#### ENTRIES SUPPLIED ####

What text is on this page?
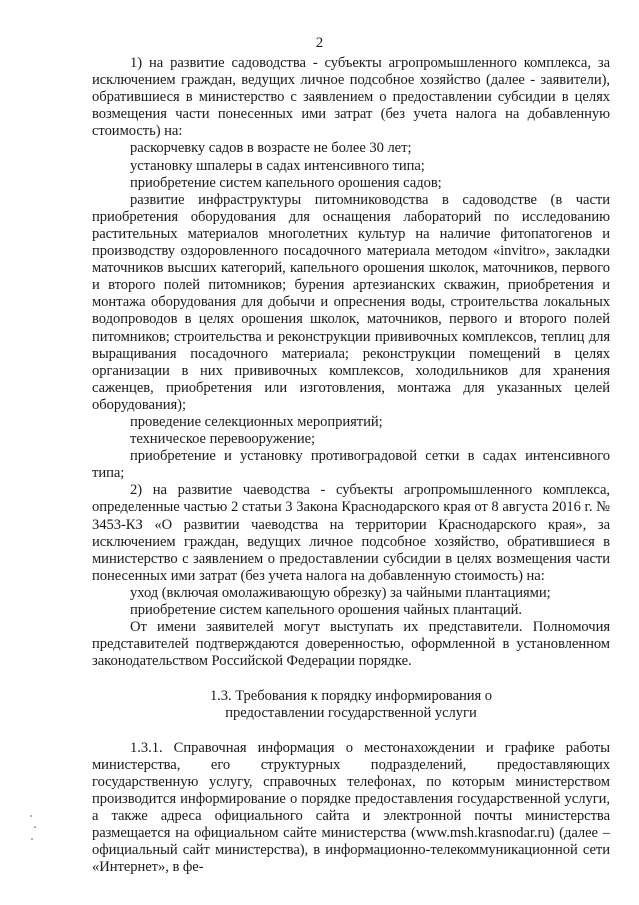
2

1) на развитие садоводства - субъекты агропромышленного комплекса, за исключением граждан, ведущих личное подсобное хозяйство (далее - заявители), обратившиеся в министерство с заявлением о предоставлении субсидии в целях возмещения части понесенных ими затрат (без учета налога на добавленную стоимость) на:

раскорчевку садов в возрасте не более 30 лет;

установку шпалеры в садах интенсивного типа;

приобретение систем капельного орошения садов;

развитие инфраструктуры питомниководства в садоводстве (в части приобретения оборудования для оснащения лабораторий по исследованию растительных материалов многолетних культур на наличие фитопатогенов и производству оздоровленного посадочного материала методом «invitro», закладки маточников высших категорий, капельного орошения школок, маточников, первого и второго полей питомников; бурения артезианских скважин, приобретения и монтажа оборудования для добычи и опреснения воды, строительства локальных водопроводов в целях орошения школок, маточников, первого и второго полей питомников; строительства и реконструкции прививочных комплексов, теплиц для выращивания посадочного материала; реконструкции помещений в целях организации в них прививочных комплексов, холодильников для хранения саженцев, приобретения или изготовления, монтажа для указанных целей оборудования);

проведение селекционных мероприятий;

техническое перевооружение;

приобретение и установку противоградовой сетки в садах интенсивного типа;

2) на развитие чаеводства - субъекты агропромышленного комплекса, определенные частью 2 статьи 3 Закона Краснодарского края от 8 августа 2016 г. № 3453-КЗ «О развитии чаеводства на территории Краснодарского края», за исключением граждан, ведущих личное подсобное хозяйство, обратившиеся в министерство с заявлением о предоставлении субсидии в целях возмещения части понесенных ими затрат (без учета налога на добавленную стоимость) на:

уход (включая омолаживающую обрезку) за чайными плантациями;

приобретение систем капельного орошения чайных плантаций.

От имени заявителей могут выступать их представители. Полномочия представителей подтверждаются доверенностью, оформленной в установленном законодательством Российской Федерации порядке.

1.3. Требования к порядку информирования о
предоставлении государственной услуги

1.3.1. Справочная информация о местонахождении и графике работы министерства, его структурных подразделений, предоставляющих государственную услугу, справочных телефонах, по которым министерством производится информирование о порядке предоставления государственной услуги, а также адреса официального сайта и электронной почты министерства размещается на официальном сайте министерства (www.msh.krasnodar.ru) (далее – официальный сайт министерства), в информационно-телекоммуникационной сети «Интернет», в фе-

####

:: TASK DIRECTIONS ::
Reproduce each line exactly as it appears, omitting the pictures.

:: RESULT OF THE TASK ::
What text is on this page?
2

1) на развитие садоводства - субъекты агропромышленного комплекса, за исключением граждан, ведущих личное подсобное хозяйство (далее - заявители), обратившиеся в министерство с заявлением о предоставлении субсидии в целях возмещения части понесенных ими затрат (без учета налога на добавленную стоимость) на:

раскорчевку садов в возрасте не более 30 лет;

установку шпалеры в садах интенсивного типа;

приобретение систем капельного орошения садов;

развитие инфраструктуры питомниководства в садоводстве (в части приобретения оборудования для оснащения лабораторий по исследованию растительных материалов многолетних культур на наличие фитопатогенов и производству оздоровленного посадочного материала методом «invitro», закладки маточников высших категорий, капельного орошения школок, маточников, первого и второго полей питомников; бурения артезианских скважин, приобретения и монтажа оборудования для добычи и опреснения воды, строительства локальных водопроводов в целях орошения школок, маточников, первого и второго полей питомников; строительства и реконструкции прививочных комплексов, теплиц для выращивания посадочного материала; реконструкции помещений в целях организации в них прививочных комплексов, холодильников для хранения саженцев, приобретения или изготовления, монтажа для указанных целей оборудования);

проведение селекционных мероприятий;

техническое перевооружение;

приобретение и установку противоградовой сетки в садах интенсивного типа;

2) на развитие чаеводства - субъекты агропромышленного комплекса, определенные частью 2 статьи 3 Закона Краснодарского края от 8 августа 2016 г. № 3453-КЗ «О развитии чаеводства на территории Краснодарского края», за исключением граждан, ведущих личное подсобное хозяйство, обратившиеся в министерство с заявлением о предоставлении субсидии в целях возмещения части понесенных ими затрат (без учета налога на добавленную стоимость) на:

уход (включая омолаживающую обрезку) за чайными плантациями;

приобретение систем капельного орошения чайных плантаций.

От имени заявителей могут выступать их представители. Полномочия представителей подтверждаются доверенностью, оформленной в установленном законодательством Российской Федерации порядке.

1.3. Требования к порядку информирования о
предоставлении государственной услуги

1.3.1. Справочная информация о местонахождении и графике работы министерства, его структурных подразделений, предоставляющих государственную услугу, справочных телефонах, по которым министерством производится информирование о порядке предоставления государственной услуги, а также адреса официального сайта и электронной почты министерства размещается на официальном сайте министерства (www.msh.krasnodar.ru) (далее – официальный сайт министерства), в информационно-телекоммуникационной сети «Интернет», в фе-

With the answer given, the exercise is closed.